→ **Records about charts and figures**
* * *

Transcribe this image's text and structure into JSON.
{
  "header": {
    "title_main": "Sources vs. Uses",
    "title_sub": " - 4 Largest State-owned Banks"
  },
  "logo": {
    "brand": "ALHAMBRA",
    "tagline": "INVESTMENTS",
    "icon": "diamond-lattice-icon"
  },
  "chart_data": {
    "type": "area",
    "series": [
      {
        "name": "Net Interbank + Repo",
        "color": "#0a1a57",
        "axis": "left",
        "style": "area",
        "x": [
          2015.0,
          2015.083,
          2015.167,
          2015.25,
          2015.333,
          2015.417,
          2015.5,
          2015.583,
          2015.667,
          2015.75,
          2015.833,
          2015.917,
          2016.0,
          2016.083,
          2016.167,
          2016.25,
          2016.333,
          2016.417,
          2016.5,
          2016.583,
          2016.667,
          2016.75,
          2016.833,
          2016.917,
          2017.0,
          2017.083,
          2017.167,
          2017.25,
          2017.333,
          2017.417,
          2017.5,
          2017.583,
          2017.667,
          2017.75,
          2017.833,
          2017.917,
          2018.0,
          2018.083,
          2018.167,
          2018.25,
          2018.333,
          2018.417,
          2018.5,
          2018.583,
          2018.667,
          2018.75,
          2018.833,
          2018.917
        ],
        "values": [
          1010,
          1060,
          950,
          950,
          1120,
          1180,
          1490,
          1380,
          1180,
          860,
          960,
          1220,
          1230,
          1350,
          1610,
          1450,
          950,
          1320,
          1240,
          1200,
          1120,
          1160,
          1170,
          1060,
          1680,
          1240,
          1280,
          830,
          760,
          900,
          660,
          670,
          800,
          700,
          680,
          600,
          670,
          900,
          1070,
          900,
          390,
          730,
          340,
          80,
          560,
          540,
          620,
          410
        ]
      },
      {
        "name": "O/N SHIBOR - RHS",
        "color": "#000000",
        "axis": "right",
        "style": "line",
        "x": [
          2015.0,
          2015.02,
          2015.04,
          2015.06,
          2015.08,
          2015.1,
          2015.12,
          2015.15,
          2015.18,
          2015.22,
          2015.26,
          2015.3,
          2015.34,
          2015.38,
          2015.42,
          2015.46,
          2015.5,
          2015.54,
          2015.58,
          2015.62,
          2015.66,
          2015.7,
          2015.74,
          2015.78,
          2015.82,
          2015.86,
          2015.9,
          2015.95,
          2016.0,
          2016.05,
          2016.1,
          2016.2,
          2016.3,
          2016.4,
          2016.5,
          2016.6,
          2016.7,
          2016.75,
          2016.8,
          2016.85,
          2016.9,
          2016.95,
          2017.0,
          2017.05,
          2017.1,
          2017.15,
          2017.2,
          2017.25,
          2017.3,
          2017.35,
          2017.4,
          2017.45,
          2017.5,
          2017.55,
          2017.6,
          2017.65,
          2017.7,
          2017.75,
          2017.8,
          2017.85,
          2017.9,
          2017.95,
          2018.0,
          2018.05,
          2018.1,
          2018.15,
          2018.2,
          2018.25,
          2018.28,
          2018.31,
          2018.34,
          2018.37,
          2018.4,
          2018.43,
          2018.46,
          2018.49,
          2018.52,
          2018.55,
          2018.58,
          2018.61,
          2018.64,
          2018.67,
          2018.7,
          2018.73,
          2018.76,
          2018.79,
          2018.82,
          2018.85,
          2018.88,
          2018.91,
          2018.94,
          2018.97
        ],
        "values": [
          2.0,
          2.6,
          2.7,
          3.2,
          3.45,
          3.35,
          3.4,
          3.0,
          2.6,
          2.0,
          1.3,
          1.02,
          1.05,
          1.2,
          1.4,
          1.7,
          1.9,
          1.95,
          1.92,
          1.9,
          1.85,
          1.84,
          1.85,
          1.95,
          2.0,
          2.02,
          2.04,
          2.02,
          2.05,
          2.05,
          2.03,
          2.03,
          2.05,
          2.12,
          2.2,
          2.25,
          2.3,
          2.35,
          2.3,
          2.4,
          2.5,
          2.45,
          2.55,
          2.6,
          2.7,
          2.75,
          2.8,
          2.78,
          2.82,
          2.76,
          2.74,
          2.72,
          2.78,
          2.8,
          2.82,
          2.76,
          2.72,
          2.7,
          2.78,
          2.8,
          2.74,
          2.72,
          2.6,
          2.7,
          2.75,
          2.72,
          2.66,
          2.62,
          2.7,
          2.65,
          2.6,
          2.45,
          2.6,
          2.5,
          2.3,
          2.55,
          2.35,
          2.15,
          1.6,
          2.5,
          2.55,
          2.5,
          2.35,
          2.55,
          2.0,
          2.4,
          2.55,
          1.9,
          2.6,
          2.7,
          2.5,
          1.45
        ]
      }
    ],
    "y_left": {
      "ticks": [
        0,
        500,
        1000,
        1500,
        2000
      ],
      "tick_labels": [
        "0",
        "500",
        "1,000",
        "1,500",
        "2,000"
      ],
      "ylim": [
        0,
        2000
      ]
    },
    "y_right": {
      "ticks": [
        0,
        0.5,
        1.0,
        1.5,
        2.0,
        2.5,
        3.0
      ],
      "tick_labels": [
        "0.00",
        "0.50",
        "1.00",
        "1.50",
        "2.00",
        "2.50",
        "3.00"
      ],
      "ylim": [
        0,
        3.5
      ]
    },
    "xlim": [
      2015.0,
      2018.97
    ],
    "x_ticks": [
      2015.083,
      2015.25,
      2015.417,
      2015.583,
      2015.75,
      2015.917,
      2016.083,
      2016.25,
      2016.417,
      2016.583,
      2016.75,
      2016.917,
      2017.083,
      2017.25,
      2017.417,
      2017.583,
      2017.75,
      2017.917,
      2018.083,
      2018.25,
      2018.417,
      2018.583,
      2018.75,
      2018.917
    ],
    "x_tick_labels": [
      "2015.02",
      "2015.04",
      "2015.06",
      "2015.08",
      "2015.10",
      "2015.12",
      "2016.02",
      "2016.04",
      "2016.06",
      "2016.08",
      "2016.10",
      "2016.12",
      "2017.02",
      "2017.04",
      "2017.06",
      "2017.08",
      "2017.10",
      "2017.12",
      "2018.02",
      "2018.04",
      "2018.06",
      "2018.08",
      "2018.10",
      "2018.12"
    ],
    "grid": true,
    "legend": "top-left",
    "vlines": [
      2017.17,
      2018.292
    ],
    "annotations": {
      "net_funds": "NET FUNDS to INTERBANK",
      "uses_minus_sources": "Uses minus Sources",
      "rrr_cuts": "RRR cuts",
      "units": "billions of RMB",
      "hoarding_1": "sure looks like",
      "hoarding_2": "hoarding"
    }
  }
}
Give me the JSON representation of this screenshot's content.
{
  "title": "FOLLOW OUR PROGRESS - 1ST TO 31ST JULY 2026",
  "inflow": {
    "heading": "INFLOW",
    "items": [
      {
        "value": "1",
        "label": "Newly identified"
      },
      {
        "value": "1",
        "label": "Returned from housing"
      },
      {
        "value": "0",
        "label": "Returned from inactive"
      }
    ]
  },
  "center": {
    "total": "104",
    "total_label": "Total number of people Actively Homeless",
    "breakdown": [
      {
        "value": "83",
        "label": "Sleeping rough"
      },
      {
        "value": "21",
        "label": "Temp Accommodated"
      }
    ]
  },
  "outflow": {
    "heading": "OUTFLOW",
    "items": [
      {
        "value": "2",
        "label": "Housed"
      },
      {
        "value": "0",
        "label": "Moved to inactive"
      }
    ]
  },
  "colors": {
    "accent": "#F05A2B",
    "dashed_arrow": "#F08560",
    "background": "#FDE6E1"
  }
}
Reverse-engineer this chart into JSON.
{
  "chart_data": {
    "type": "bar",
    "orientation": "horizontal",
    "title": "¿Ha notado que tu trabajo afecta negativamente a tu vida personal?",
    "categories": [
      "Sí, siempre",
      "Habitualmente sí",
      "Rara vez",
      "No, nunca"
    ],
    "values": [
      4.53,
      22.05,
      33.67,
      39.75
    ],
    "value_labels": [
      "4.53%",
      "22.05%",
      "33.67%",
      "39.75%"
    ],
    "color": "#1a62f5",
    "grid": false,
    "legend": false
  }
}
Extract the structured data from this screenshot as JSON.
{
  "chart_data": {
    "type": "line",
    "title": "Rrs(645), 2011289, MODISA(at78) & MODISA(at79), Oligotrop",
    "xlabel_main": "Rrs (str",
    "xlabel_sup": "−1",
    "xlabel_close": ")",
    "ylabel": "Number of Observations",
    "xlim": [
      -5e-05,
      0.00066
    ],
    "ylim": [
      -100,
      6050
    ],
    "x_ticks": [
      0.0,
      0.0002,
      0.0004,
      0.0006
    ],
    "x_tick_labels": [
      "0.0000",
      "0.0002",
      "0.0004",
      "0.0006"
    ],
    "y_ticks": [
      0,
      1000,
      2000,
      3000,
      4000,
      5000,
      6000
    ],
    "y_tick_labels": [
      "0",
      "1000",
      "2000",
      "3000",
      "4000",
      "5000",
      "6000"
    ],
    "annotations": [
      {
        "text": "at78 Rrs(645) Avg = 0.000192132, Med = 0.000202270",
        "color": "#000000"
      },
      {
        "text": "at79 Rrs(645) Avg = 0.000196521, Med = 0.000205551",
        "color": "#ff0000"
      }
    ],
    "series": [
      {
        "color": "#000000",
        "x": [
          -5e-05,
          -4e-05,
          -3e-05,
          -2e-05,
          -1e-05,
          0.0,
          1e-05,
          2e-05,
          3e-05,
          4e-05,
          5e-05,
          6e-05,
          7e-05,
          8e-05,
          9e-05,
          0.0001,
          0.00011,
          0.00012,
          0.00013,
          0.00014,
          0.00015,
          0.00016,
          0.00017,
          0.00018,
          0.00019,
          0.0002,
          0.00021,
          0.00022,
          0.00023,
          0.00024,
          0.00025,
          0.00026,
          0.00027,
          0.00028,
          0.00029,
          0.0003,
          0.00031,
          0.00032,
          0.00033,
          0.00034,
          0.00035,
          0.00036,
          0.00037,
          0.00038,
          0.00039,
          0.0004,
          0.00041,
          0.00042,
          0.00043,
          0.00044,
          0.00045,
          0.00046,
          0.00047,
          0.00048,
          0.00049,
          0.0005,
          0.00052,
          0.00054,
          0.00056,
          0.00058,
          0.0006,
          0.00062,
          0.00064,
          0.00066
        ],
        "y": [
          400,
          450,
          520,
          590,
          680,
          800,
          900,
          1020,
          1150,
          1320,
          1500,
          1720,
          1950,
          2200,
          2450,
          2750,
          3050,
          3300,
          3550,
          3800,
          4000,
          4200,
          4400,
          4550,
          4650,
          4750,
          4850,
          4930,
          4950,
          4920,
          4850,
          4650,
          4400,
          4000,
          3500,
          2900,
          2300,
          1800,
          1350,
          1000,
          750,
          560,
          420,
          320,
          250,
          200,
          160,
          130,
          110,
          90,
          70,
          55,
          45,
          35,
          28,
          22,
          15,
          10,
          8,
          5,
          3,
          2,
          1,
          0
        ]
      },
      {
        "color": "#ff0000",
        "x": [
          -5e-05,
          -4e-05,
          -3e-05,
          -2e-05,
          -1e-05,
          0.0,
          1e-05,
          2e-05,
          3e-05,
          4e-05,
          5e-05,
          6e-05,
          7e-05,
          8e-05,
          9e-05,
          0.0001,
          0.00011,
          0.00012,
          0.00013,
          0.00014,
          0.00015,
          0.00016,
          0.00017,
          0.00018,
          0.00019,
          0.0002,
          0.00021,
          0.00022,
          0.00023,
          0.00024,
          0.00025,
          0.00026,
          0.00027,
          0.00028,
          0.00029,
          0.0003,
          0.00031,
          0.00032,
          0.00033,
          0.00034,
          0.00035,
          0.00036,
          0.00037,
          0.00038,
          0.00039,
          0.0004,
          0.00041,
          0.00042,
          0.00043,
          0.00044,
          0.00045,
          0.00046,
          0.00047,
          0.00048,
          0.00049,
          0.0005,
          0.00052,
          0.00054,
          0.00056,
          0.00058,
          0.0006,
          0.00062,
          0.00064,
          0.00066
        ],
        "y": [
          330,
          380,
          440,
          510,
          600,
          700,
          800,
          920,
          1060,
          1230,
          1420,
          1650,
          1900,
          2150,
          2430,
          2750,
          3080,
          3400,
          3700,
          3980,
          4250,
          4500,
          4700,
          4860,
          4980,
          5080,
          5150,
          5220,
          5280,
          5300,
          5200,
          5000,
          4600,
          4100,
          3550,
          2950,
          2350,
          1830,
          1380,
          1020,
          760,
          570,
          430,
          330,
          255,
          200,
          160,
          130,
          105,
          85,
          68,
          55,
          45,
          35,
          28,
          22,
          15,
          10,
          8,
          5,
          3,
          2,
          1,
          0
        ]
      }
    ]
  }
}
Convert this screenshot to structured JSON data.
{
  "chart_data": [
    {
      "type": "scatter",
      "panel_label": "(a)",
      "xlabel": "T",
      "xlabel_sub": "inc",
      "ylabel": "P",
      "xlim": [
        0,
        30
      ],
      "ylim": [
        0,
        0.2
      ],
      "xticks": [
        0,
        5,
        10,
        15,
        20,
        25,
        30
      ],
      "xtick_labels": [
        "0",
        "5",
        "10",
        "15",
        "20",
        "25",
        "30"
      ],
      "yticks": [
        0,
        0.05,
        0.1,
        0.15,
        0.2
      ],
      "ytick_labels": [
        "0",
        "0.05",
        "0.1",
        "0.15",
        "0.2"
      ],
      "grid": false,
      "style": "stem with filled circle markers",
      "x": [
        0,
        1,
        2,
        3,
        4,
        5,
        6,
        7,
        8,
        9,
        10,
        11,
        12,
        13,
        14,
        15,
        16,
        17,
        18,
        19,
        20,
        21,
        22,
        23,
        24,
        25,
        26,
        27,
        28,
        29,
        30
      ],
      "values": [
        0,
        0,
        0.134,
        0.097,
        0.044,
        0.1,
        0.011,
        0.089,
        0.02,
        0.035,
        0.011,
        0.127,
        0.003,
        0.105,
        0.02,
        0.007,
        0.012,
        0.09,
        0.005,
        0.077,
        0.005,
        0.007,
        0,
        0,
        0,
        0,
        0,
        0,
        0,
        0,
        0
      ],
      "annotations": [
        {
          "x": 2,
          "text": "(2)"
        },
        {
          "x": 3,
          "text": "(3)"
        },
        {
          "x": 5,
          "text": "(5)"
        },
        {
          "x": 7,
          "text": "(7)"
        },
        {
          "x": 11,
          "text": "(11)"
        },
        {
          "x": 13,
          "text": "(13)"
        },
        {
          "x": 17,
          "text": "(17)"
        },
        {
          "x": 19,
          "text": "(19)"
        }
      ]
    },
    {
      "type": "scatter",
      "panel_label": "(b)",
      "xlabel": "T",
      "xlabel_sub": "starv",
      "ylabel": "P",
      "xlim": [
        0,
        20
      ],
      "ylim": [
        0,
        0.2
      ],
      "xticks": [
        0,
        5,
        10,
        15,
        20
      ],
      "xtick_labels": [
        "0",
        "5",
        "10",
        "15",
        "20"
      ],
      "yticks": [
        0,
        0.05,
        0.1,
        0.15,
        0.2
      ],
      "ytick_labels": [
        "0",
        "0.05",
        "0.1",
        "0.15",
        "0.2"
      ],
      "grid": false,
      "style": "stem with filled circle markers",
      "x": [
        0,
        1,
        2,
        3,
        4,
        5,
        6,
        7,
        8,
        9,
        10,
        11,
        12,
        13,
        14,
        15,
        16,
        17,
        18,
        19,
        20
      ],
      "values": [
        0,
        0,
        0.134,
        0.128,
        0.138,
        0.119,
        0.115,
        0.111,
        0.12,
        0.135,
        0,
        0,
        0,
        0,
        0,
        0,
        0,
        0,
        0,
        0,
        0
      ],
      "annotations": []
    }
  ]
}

* * *

→ **Problem to work on**
Return, from the data, each line that has the word "Uses" in it.

→ **In response**
    "title_main": "Sources vs. Uses",
      "uses_minus_sources": "Uses minus Sources",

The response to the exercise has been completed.